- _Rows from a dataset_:
* Start *

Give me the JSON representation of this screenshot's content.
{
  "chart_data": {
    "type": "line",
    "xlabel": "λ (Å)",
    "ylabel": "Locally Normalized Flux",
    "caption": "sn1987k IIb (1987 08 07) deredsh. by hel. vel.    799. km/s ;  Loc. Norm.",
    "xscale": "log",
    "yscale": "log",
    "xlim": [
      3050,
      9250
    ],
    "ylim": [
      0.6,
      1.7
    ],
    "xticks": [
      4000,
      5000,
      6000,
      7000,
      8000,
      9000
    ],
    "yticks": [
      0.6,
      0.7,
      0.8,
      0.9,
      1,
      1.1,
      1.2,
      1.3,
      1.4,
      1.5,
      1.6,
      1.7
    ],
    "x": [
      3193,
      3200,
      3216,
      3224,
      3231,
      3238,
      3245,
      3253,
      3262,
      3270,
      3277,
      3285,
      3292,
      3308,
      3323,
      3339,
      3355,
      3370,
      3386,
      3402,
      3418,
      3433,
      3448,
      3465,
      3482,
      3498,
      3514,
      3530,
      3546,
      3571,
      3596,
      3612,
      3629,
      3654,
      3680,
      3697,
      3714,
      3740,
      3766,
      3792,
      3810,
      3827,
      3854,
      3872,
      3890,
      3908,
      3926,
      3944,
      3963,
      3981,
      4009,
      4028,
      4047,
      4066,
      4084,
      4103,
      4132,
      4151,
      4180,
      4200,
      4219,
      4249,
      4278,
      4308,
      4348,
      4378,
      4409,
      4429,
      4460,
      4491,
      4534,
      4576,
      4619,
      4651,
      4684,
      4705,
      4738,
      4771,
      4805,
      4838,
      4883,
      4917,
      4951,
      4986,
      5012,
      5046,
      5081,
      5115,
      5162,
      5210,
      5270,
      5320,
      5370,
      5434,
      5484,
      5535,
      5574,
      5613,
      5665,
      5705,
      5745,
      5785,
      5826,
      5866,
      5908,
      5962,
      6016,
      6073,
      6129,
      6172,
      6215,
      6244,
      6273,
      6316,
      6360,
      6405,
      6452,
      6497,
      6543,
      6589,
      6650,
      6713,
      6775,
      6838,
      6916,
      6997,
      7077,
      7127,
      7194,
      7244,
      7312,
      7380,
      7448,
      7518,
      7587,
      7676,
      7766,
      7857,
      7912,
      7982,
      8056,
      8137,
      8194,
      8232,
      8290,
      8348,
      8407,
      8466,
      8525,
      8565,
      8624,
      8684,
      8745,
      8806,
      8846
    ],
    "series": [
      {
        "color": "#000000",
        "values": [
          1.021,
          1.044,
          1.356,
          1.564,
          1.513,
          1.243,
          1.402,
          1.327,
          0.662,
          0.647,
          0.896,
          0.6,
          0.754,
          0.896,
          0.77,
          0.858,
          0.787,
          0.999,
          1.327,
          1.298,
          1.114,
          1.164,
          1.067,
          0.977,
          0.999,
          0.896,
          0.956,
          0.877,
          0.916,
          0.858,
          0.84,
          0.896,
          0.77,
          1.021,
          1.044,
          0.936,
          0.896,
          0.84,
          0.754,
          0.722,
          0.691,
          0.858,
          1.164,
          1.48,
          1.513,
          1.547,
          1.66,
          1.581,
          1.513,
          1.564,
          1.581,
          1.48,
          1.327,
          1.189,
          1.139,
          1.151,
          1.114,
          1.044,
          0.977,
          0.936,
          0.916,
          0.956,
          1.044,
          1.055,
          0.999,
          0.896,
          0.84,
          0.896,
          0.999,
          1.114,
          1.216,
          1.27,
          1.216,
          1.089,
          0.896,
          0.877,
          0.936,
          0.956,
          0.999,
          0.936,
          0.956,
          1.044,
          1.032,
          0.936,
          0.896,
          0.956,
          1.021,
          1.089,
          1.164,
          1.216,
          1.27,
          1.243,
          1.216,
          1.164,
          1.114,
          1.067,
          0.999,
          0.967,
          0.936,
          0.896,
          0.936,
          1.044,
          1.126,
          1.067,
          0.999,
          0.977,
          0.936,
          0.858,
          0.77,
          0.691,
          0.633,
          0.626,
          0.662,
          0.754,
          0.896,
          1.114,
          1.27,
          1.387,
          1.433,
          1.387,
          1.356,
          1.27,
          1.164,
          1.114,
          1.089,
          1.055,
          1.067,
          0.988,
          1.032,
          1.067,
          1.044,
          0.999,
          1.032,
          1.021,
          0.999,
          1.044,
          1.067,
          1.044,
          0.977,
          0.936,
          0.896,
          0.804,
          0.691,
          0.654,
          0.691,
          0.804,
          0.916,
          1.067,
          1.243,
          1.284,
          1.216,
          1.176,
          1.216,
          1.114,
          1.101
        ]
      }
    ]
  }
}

* End *

- _WORK TO BE COMPLETED_: Output every entry shown above, exactly.

- _EXERCISE SOLUTION_:
Give me the JSON representation of this screenshot's content.
{
  "chart_data": {
    "type": "line",
    "xlabel": "λ (Å)",
    "ylabel": "Locally Normalized Flux",
    "caption": "sn1987k IIb (1987 08 07) deredsh. by hel. vel.    799. km/s ;  Loc. Norm.",
    "xscale": "log",
    "yscale": "log",
    "xlim": [
      3050,
      9250
    ],
    "ylim": [
      0.6,
      1.7
    ],
    "xticks": [
      4000,
      5000,
      6000,
      7000,
      8000,
      9000
    ],
    "yticks": [
      0.6,
      0.7,
      0.8,
      0.9,
      1,
      1.1,
      1.2,
      1.3,
      1.4,
      1.5,
      1.6,
      1.7
    ],
    "x": [
      3193,
      3200,
      3216,
      3224,
      3231,
      3238,
      3245,
      3253,
      3262,
      3270,
      3277,
      3285,
      3292,
      3308,
      3323,
      3339,
      3355,
      3370,
      3386,
      3402,
      3418,
      3433,
      3448,
      3465,
      3482,
      3498,
      3514,
      3530,
      3546,
      3571,
      3596,
      3612,
      3629,
      3654,
      3680,
      3697,
      3714,
      3740,
      3766,
      3792,
      3810,
      3827,
      3854,
      3872,
      3890,
      3908,
      3926,
      3944,
      3963,
      3981,
      4009,
      4028,
      4047,
      4066,
      4084,
      4103,
      4132,
      4151,
      4180,
      4200,
      4219,
      4249,
      4278,
      4308,
      4348,
      4378,
      4409,
      4429,
      4460,
      4491,
      4534,
      4576,
      4619,
      4651,
      4684,
      4705,
      4738,
      4771,
      4805,
      4838,
      4883,
      4917,
      4951,
      4986,
      5012,
      5046,
      5081,
      5115,
      5162,
      5210,
      5270,
      5320,
      5370,
      5434,
      5484,
      5535,
      5574,
      5613,
      5665,
      5705,
      5745,
      5785,
      5826,
      5866,
      5908,
      5962,
      6016,
      6073,
      6129,
      6172,
      6215,
      6244,
      6273,
      6316,
      6360,
      6405,
      6452,
      6497,
      6543,
      6589,
      6650,
      6713,
      6775,
      6838,
      6916,
      6997,
      7077,
      7127,
      7194,
      7244,
      7312,
      7380,
      7448,
      7518,
      7587,
      7676,
      7766,
      7857,
      7912,
      7982,
      8056,
      8137,
      8194,
      8232,
      8290,
      8348,
      8407,
      8466,
      8525,
      8565,
      8624,
      8684,
      8745,
      8806,
      8846
    ],
    "series": [
      {
        "color": "#000000",
        "values": [
          1.021,
          1.044,
          1.356,
          1.564,
          1.513,
          1.243,
          1.402,
          1.327,
          0.662,
          0.647,
          0.896,
          0.6,
          0.754,
          0.896,
          0.77,
          0.858,
          0.787,
          0.999,
          1.327,
          1.298,
          1.114,
          1.164,
          1.067,
          0.977,
          0.999,
          0.896,
          0.956,
          0.877,
          0.916,
          0.858,
          0.84,
          0.896,
          0.77,
          1.021,
          1.044,
          0.936,
          0.896,
          0.84,
          0.754,
          0.722,
          0.691,
          0.858,
          1.164,
          1.48,
          1.513,
          1.547,
          1.66,
          1.581,
          1.513,
          1.564,
          1.581,
          1.48,
          1.327,
          1.189,
          1.139,
          1.151,
          1.114,
          1.044,
          0.977,
          0.936,
          0.916,
          0.956,
          1.044,
          1.055,
          0.999,
          0.896,
          0.84,
          0.896,
          0.999,
          1.114,
          1.216,
          1.27,
          1.216,
          1.089,
          0.896,
          0.877,
          0.936,
          0.956,
          0.999,
          0.936,
          0.956,
          1.044,
          1.032,
          0.936,
          0.896,
          0.956,
          1.021,
          1.089,
          1.164,
          1.216,
          1.27,
          1.243,
          1.216,
          1.164,
          1.114,
          1.067,
          0.999,
          0.967,
          0.936,
          0.896,
          0.936,
          1.044,
          1.126,
          1.067,
          0.999,
          0.977,
          0.936,
          0.858,
          0.77,
          0.691,
          0.633,
          0.626,
          0.662,
          0.754,
          0.896,
          1.114,
          1.27,
          1.387,
          1.433,
          1.387,
          1.356,
          1.27,
          1.164,
          1.114,
          1.089,
          1.055,
          1.067,
          0.988,
          1.032,
          1.067,
          1.044,
          0.999,
          1.032,
          1.021,
          0.999,
          1.044,
          1.067,
          1.044,
          0.977,
          0.936,
          0.896,
          0.804,
          0.691,
          0.654,
          0.691,
          0.804,
          0.916,
          1.067,
          1.243,
          1.284,
          1.216,
          1.176,
          1.216,
          1.114,
          1.101
        ]
      }
    ]
  }
}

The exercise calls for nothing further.